▶ WHAT TO WORK ON
Only the pictures are omitted; repeat all other data exactly.

Source data:

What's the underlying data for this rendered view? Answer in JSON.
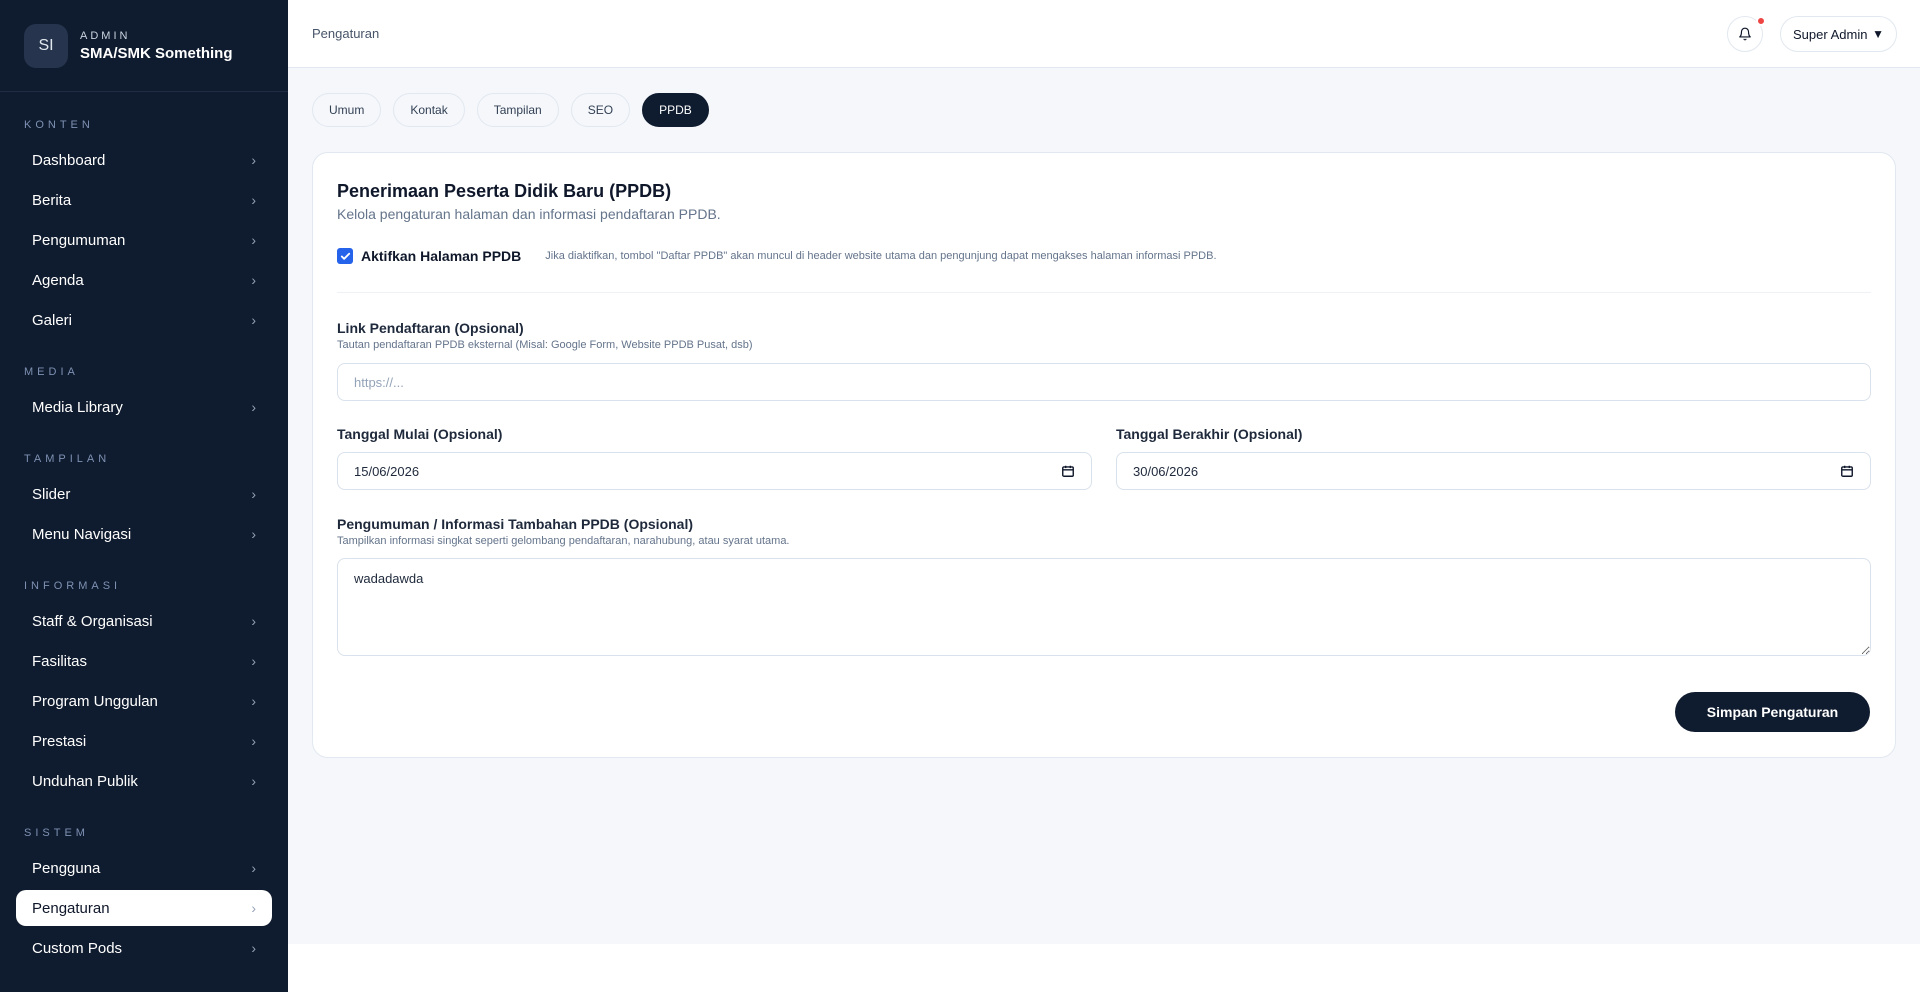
{
  "brand": {
    "initials": "SI",
    "role": "ADMIN",
    "name": "SMA/SMK Something"
  },
  "sidebar": {
    "sections": [
      {
        "title": "KONTEN",
        "items": [
          "Dashboard",
          "Berita",
          "Pengumuman",
          "Agenda",
          "Galeri"
        ]
      },
      {
        "title": "MEDIA",
        "items": [
          "Media Library"
        ]
      },
      {
        "title": "TAMPILAN",
        "items": [
          "Slider",
          "Menu Navigasi"
        ]
      },
      {
        "title": "INFORMASI",
        "items": [
          "Staff & Organisasi",
          "Fasilitas",
          "Program Unggulan",
          "Prestasi",
          "Unduhan Publik"
        ]
      },
      {
        "title": "SISTEM",
        "items": [
          "Pengguna",
          "Pengaturan",
          "Custom Pods"
        ]
      }
    ],
    "active_item": "Pengaturan",
    "chevron": "›"
  },
  "header": {
    "breadcrumb": "Pengaturan",
    "user": "Super Admin",
    "user_caret": "▼",
    "icons": {
      "bell": "bell-icon",
      "notification": "notification-dot"
    }
  },
  "tabs": [
    "Umum",
    "Kontak",
    "Tampilan",
    "SEO",
    "PPDB"
  ],
  "active_tab": "PPDB",
  "ppdb": {
    "title": "Penerimaan Peserta Didik Baru (PPDB)",
    "subtitle": "Kelola pengaturan halaman dan informasi pendaftaran PPDB.",
    "toggle_label": "Aktifkan Halaman PPDB",
    "toggle_checked": true,
    "toggle_help": "Jika diaktifkan, tombol \"Daftar PPDB\" akan muncul di header website utama dan pengunjung dapat mengakses halaman informasi PPDB.",
    "link": {
      "label": "Link Pendaftaran (Opsional)",
      "help": "Tautan pendaftaran PPDB eksternal (Misal: Google Form, Website PPDB Pusat, dsb)",
      "placeholder": "https://...",
      "value": ""
    },
    "start_date": {
      "label": "Tanggal Mulai (Opsional)",
      "value": "15/06/2026"
    },
    "end_date": {
      "label": "Tanggal Berakhir (Opsional)",
      "value": "30/06/2026"
    },
    "announcement": {
      "label": "Pengumuman / Informasi Tambahan PPDB (Opsional)",
      "help": "Tampilkan informasi singkat seperti gelombang pendaftaran, narahubung, atau syarat utama.",
      "value": "wadadawda"
    },
    "save_label": "Simpan Pengaturan"
  },
  "colors": {
    "sidebar_bg": "#0f1b2e",
    "accent_dark": "#0f1b2e",
    "checkbox": "#2563eb",
    "notification": "#ef4444",
    "main_bg": "#f5f7fb"
  }
}
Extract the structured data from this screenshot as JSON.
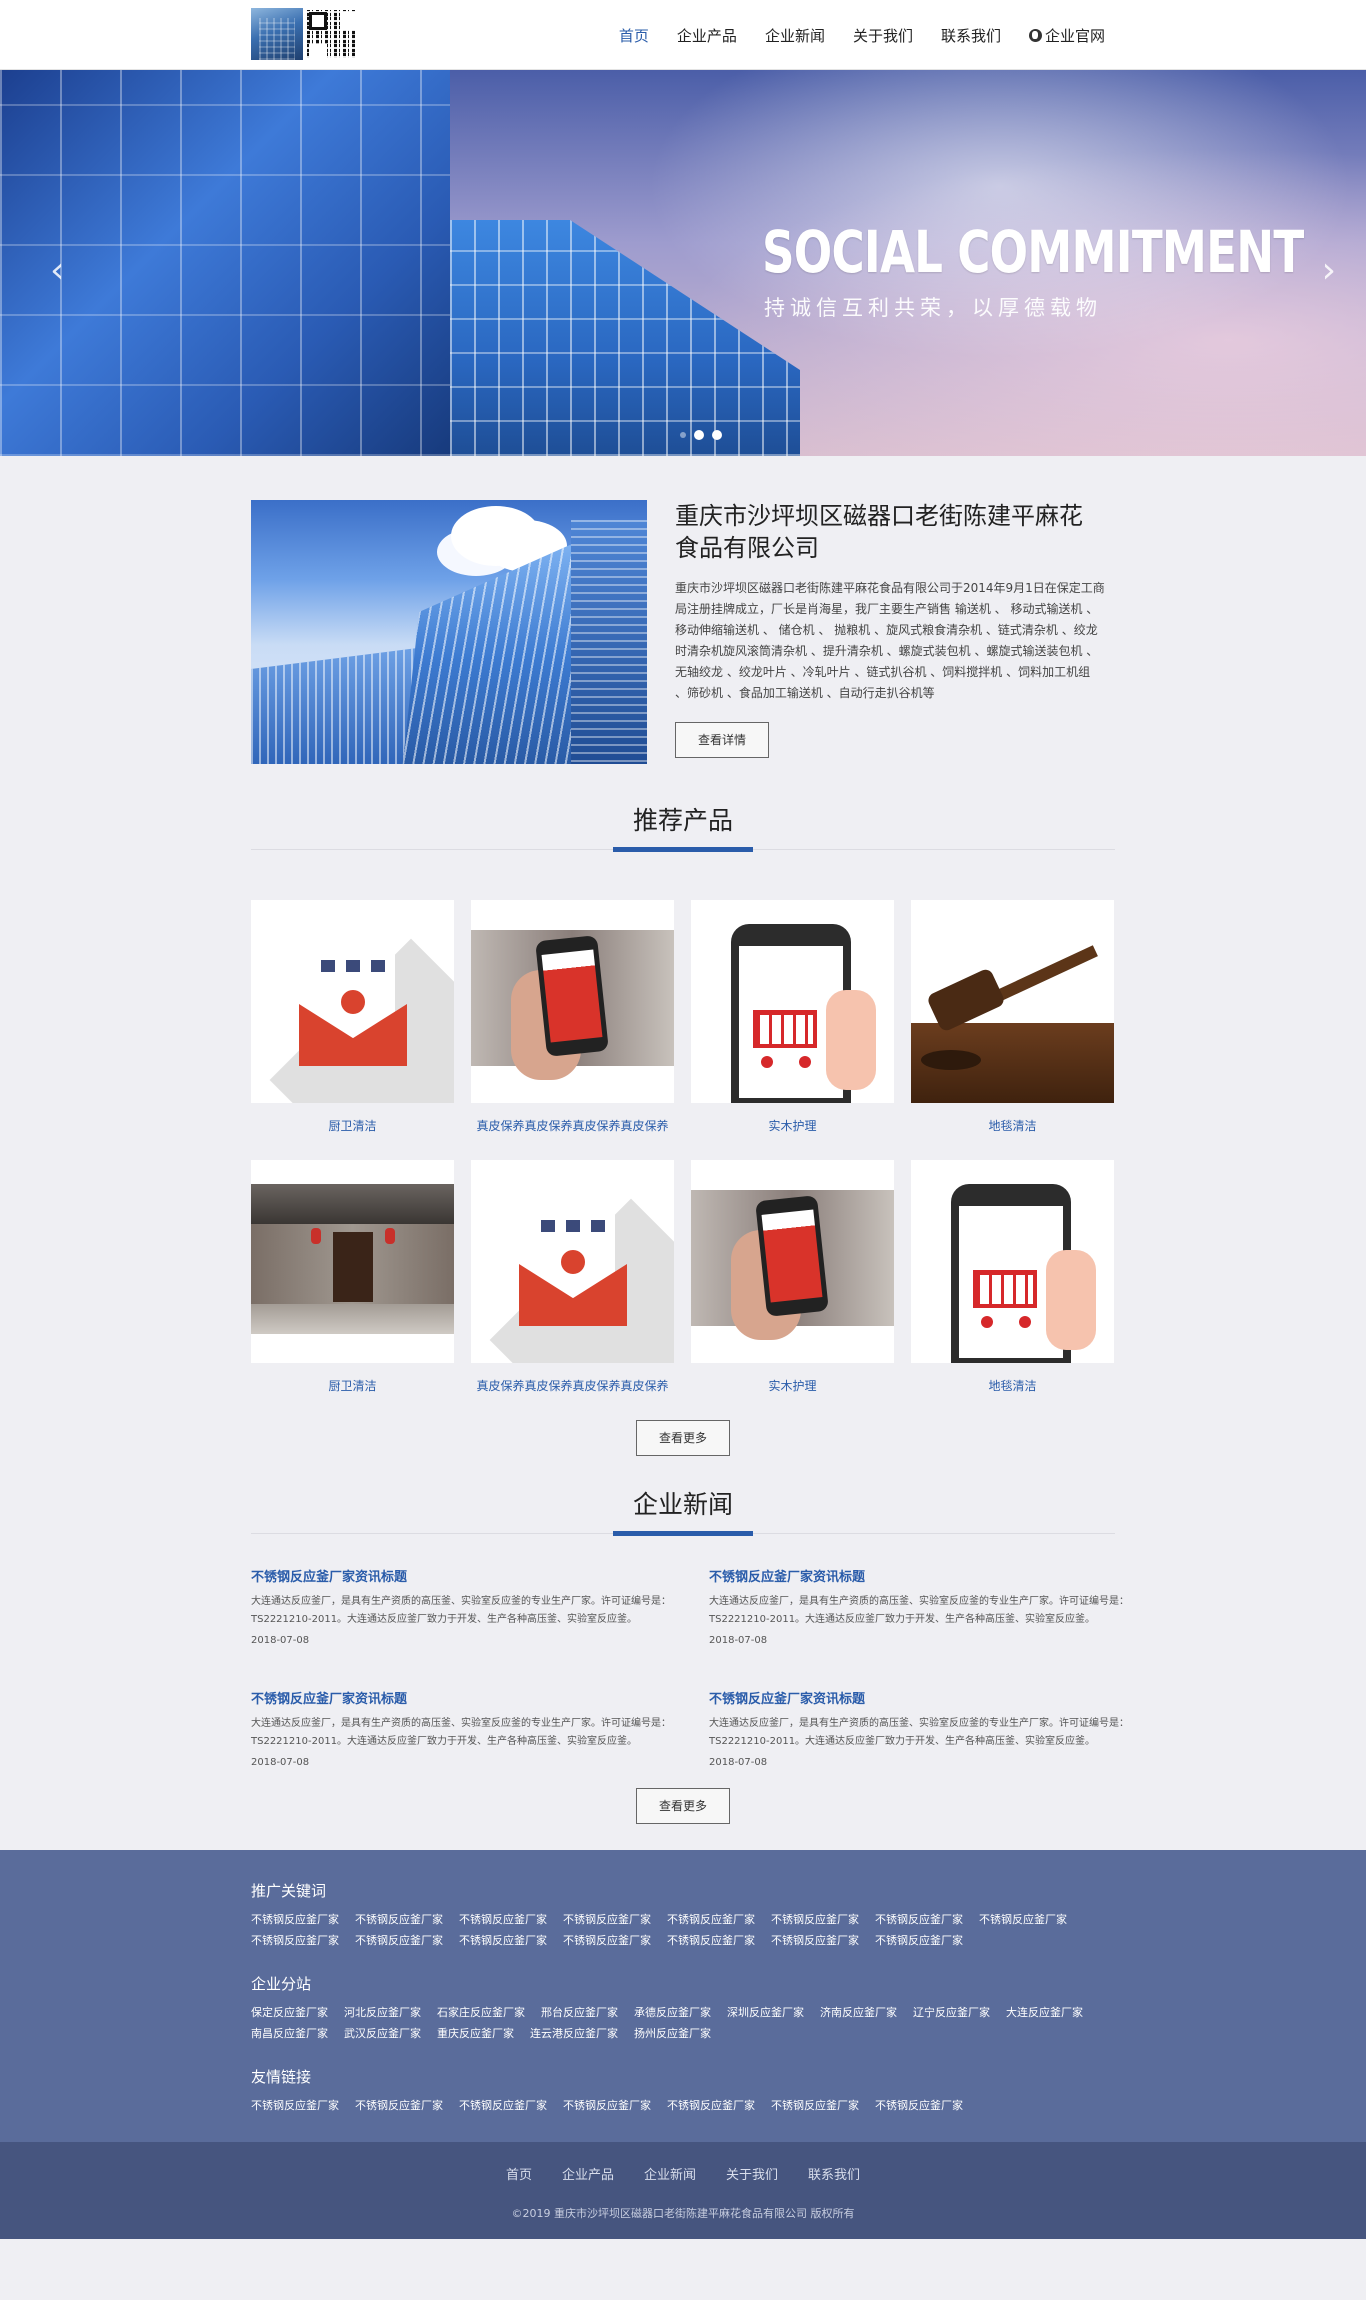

▶ FINAL RESULT
What's the underlying data for this rendered view? Answer in JSON.
{
  "brand": {
    "initials": "SI",
    "role": "ADMIN",
    "name": "SMA/SMK Something"
  },
  "sidebar": {
    "sections": [
      {
        "title": "KONTEN",
        "items": [
          "Dashboard",
          "Berita",
          "Pengumuman",
          "Agenda",
          "Galeri"
        ]
      },
      {
        "title": "MEDIA",
        "items": [
          "Media Library"
        ]
      },
      {
        "title": "TAMPILAN",
        "items": [
          "Slider",
          "Menu Navigasi"
        ]
      },
      {
        "title": "INFORMASI",
        "items": [
          "Staff & Organisasi",
          "Fasilitas",
          "Program Unggulan",
          "Prestasi",
          "Unduhan Publik"
        ]
      },
      {
        "title": "SISTEM",
        "items": [
          "Pengguna",
          "Pengaturan",
          "Custom Pods"
        ]
      }
    ],
    "active_item": "Pengaturan",
    "chevron": "›"
  },
  "header": {
    "breadcrumb": "Pengaturan",
    "user": "Super Admin",
    "user_caret": "▼",
    "icons": {
      "bell": "bell-icon",
      "notification": "notification-dot"
    }
  },
  "tabs": [
    "Umum",
    "Kontak",
    "Tampilan",
    "SEO",
    "PPDB"
  ],
  "active_tab": "PPDB",
  "ppdb": {
    "title": "Penerimaan Peserta Didik Baru (PPDB)",
    "subtitle": "Kelola pengaturan halaman dan informasi pendaftaran PPDB.",
    "toggle_label": "Aktifkan Halaman PPDB",
    "toggle_checked": true,
    "toggle_help": "Jika diaktifkan, tombol \"Daftar PPDB\" akan muncul di header website utama dan pengunjung dapat mengakses halaman informasi PPDB.",
    "link": {
      "label": "Link Pendaftaran (Opsional)",
      "help": "Tautan pendaftaran PPDB eksternal (Misal: Google Form, Website PPDB Pusat, dsb)",
      "placeholder": "https://...",
      "value": ""
    },
    "start_date": {
      "label": "Tanggal Mulai (Opsional)",
      "value": "15/06/2026"
    },
    "end_date": {
      "label": "Tanggal Berakhir (Opsional)",
      "value": "30/06/2026"
    },
    "announcement": {
      "label": "Pengumuman / Informasi Tambahan PPDB (Opsional)",
      "help": "Tampilkan informasi singkat seperti gelombang pendaftaran, narahubung, atau syarat utama.",
      "value": "wadadawda"
    },
    "save_label": "Simpan Pengaturan"
  },
  "colors": {
    "sidebar_bg": "#0f1b2e",
    "accent_dark": "#0f1b2e",
    "checkbox": "#2563eb",
    "notification": "#ef4444",
    "main_bg": "#f5f7fb"
  }
}
Extract the structured data from this screenshot as JSON.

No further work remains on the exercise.